### Record set
[Begin]

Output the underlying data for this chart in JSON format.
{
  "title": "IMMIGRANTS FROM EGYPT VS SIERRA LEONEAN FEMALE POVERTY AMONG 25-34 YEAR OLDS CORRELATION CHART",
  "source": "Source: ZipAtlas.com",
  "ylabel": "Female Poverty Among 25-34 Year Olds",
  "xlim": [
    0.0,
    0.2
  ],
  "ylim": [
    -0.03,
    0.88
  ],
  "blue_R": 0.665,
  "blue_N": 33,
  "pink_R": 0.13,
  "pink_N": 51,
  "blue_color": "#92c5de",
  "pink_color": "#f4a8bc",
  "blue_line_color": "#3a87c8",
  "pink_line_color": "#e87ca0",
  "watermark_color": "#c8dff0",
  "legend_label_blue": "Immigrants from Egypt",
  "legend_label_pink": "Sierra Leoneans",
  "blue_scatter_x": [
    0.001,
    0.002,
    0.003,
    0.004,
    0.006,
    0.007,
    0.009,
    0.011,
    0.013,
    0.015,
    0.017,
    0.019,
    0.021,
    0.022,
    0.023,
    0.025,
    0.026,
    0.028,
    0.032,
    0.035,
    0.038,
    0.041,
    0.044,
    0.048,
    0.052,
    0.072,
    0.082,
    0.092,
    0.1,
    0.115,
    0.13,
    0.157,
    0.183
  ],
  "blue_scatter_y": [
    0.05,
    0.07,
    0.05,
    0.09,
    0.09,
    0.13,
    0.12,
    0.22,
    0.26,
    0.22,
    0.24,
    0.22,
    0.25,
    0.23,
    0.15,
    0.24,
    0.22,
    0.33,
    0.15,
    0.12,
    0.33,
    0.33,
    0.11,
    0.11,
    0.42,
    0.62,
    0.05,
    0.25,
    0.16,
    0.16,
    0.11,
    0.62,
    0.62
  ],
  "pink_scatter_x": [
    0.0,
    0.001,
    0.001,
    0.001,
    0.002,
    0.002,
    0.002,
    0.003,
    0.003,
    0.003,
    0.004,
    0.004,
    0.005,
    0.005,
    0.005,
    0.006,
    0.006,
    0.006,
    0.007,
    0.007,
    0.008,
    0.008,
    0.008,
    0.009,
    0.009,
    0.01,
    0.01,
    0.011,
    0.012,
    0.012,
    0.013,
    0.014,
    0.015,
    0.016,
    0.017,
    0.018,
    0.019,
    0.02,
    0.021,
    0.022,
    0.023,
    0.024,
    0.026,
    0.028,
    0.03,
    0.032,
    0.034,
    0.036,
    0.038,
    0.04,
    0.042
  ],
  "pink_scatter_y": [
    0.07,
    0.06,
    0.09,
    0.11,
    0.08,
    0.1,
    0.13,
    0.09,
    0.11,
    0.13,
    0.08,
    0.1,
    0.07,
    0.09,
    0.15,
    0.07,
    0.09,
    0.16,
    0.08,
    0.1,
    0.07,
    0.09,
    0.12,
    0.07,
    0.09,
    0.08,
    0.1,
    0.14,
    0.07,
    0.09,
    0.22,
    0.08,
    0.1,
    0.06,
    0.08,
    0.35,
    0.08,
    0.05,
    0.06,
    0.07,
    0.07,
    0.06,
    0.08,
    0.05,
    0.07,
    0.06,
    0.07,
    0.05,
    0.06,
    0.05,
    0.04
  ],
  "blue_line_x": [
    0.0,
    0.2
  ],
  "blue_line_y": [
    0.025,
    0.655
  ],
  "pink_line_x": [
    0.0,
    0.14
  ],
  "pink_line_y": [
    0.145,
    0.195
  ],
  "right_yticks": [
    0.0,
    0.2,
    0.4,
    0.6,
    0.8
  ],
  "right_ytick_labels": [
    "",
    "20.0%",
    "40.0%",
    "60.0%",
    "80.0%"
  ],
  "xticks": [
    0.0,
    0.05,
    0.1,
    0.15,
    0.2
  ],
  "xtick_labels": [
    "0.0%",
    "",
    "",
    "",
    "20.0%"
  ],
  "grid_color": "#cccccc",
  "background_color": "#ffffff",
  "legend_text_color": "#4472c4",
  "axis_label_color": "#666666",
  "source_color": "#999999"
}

[End]
[Begin]

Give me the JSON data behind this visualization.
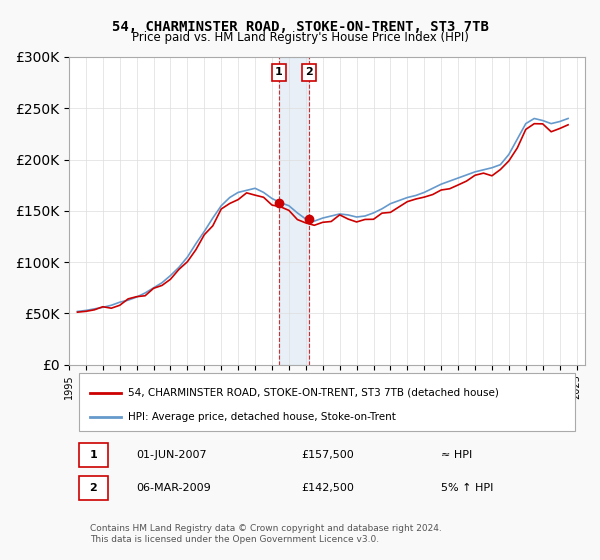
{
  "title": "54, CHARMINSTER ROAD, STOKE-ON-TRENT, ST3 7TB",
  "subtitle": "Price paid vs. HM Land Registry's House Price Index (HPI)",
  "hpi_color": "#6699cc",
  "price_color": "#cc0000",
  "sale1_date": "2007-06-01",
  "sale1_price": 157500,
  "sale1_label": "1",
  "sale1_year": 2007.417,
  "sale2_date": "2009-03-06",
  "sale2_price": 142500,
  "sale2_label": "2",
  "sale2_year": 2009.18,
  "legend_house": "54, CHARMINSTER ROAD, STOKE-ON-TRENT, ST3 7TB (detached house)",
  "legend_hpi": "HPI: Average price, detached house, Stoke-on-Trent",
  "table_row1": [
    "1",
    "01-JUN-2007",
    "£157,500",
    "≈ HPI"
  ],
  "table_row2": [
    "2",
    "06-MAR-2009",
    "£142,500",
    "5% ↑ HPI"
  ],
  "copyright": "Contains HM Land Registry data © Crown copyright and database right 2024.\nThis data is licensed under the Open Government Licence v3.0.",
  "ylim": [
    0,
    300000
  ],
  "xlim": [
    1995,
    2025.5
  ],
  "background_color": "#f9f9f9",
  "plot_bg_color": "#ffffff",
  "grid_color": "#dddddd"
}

[End]

### What you need to do
Take every line from the records above that has the word "data" and copy it.

### Exercise response
Output the underlying data for this chart in JSON format.
Give me the JSON data behind this visualization.
  "copyright": "Contains HM Land Registry data © Crown copyright and database right 2024.\nThis data is licensed under the Open Government Licence v3.0.",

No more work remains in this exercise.